What to do:
Collect all lines from the records below that include the word "진료하는".

[start Material shown]

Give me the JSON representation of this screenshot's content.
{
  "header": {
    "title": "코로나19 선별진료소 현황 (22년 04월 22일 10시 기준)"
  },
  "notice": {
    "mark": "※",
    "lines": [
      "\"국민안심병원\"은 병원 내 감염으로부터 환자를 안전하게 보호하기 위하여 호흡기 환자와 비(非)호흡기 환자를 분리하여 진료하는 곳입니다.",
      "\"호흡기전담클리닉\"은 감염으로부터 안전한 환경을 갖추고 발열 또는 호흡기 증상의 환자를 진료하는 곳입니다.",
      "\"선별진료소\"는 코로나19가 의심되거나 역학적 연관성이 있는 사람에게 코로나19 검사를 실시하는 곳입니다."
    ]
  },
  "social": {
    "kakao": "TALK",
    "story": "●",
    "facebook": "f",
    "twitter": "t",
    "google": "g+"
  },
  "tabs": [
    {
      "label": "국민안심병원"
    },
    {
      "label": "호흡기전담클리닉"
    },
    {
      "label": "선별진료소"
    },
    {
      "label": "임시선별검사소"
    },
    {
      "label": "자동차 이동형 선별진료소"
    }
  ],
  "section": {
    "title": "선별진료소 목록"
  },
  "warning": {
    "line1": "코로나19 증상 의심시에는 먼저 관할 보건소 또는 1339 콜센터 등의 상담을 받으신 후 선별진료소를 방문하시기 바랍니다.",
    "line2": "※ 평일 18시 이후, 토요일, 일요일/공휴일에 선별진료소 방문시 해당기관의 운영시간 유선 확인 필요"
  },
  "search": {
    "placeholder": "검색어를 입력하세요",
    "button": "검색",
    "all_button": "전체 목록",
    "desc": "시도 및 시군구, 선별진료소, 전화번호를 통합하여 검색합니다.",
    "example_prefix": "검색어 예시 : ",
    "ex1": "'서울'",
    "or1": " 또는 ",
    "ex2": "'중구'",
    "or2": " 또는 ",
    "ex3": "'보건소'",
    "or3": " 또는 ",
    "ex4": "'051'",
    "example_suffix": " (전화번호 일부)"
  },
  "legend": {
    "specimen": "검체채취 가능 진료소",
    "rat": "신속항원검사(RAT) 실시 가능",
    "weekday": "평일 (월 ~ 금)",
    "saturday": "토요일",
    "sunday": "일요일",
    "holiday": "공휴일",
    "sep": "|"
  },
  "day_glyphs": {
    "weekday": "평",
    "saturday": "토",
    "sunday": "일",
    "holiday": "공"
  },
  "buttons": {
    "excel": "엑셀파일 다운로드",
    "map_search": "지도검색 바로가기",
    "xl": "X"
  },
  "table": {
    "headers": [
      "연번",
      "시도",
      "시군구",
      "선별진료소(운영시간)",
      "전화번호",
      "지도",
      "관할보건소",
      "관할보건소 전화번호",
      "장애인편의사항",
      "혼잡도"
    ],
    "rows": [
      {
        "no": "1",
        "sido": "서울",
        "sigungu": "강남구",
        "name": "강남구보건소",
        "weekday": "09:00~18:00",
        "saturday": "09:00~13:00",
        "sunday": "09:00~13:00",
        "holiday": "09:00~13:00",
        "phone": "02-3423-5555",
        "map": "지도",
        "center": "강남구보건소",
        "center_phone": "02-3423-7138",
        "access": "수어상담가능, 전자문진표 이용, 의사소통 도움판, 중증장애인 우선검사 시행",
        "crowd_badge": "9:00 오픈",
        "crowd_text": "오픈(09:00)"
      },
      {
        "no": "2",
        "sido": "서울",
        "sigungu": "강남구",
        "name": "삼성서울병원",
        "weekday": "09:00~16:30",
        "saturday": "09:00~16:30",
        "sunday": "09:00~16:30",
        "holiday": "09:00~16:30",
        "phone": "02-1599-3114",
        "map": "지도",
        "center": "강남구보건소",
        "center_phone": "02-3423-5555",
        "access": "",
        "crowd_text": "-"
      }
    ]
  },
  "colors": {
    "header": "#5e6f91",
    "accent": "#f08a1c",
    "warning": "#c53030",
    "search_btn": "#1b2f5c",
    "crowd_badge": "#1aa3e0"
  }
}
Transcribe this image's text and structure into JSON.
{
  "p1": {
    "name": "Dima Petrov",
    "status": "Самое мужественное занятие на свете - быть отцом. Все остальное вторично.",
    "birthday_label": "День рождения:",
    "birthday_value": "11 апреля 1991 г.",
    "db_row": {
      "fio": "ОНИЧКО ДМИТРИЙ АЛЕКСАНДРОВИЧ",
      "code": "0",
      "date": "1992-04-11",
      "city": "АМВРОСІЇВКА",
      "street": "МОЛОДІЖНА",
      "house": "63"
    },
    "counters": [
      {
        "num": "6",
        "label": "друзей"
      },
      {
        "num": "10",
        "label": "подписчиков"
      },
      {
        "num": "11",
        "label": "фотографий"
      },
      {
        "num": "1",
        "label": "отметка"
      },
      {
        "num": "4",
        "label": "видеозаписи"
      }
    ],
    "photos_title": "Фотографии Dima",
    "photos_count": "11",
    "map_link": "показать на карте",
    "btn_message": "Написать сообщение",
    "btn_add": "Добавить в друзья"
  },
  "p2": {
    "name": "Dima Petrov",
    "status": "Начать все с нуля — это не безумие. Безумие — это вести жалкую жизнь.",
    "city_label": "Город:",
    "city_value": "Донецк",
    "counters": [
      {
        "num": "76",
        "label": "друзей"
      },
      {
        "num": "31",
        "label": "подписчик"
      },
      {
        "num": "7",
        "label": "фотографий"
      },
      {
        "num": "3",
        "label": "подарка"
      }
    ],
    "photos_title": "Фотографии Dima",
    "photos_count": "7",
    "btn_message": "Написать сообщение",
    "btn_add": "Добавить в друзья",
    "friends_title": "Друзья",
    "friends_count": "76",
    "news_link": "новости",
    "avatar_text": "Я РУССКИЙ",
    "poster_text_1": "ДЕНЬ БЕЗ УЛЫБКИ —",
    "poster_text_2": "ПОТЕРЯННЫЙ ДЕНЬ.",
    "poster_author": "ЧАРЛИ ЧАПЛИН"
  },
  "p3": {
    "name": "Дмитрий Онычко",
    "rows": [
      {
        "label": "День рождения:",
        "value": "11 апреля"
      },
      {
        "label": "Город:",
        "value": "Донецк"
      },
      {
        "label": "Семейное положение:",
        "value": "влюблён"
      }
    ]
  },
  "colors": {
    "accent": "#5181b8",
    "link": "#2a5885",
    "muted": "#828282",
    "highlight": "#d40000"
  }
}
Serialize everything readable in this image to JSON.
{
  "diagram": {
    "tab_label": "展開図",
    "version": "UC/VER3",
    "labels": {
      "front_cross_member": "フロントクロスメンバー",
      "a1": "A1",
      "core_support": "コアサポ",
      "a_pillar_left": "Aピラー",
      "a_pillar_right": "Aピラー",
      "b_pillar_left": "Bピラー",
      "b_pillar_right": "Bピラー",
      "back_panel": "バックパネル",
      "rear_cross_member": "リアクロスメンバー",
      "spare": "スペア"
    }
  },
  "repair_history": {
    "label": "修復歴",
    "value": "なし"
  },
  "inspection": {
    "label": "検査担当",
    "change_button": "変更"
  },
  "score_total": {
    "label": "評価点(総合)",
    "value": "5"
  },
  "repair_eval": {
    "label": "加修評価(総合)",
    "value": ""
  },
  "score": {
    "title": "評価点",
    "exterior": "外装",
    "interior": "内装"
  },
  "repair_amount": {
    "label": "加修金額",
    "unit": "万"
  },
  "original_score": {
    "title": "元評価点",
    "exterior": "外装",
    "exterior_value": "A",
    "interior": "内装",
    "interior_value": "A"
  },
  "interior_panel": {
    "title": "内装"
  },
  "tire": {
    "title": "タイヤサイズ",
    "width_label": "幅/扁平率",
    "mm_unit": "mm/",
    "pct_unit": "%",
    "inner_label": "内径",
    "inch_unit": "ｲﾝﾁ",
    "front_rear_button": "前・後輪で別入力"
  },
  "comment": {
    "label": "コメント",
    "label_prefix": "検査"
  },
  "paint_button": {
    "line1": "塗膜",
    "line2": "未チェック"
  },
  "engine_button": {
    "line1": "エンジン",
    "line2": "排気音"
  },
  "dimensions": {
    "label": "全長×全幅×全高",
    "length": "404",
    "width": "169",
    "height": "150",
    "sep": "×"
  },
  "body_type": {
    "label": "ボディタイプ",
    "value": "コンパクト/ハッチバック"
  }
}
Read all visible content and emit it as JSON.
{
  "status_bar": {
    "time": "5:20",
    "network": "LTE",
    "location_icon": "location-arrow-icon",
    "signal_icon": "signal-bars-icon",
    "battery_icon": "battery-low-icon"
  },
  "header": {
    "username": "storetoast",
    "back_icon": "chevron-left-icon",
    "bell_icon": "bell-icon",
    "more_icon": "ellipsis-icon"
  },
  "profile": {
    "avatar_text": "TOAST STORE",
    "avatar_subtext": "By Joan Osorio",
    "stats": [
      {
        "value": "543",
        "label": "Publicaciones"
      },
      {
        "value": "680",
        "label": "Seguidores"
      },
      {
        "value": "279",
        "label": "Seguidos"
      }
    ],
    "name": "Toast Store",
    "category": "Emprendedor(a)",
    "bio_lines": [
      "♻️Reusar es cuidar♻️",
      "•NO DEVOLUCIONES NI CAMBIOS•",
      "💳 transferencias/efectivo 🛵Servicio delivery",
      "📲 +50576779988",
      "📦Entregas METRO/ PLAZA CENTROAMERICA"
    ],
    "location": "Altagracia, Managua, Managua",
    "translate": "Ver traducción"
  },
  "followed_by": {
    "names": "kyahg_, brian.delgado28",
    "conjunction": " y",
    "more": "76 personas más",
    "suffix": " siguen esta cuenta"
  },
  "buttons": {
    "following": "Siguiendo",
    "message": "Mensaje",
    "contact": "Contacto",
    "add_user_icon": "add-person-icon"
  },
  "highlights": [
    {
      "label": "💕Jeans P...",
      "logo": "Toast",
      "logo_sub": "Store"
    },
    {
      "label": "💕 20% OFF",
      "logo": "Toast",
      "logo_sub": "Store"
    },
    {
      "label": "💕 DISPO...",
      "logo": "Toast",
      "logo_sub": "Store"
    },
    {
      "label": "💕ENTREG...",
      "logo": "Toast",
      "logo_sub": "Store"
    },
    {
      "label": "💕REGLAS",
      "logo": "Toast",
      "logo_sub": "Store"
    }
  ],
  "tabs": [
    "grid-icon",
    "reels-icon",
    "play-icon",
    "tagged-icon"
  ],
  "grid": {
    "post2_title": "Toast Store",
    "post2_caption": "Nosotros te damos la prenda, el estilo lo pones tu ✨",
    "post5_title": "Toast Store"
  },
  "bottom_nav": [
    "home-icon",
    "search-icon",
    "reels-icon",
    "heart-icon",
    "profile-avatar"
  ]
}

[end Material shown]

Written reply:
      "\"국민안심병원\"은 병원 내 감염으로부터 환자를 안전하게 보호하기 위하여 호흡기 환자와 비(非)호흡기 환자를 분리하여 진료하는 곳입니다.",
      "\"호흡기전담클리닉\"은 감염으로부터 안전한 환경을 갖추고 발열 또는 호흡기 증상의 환자를 진료하는 곳입니다.",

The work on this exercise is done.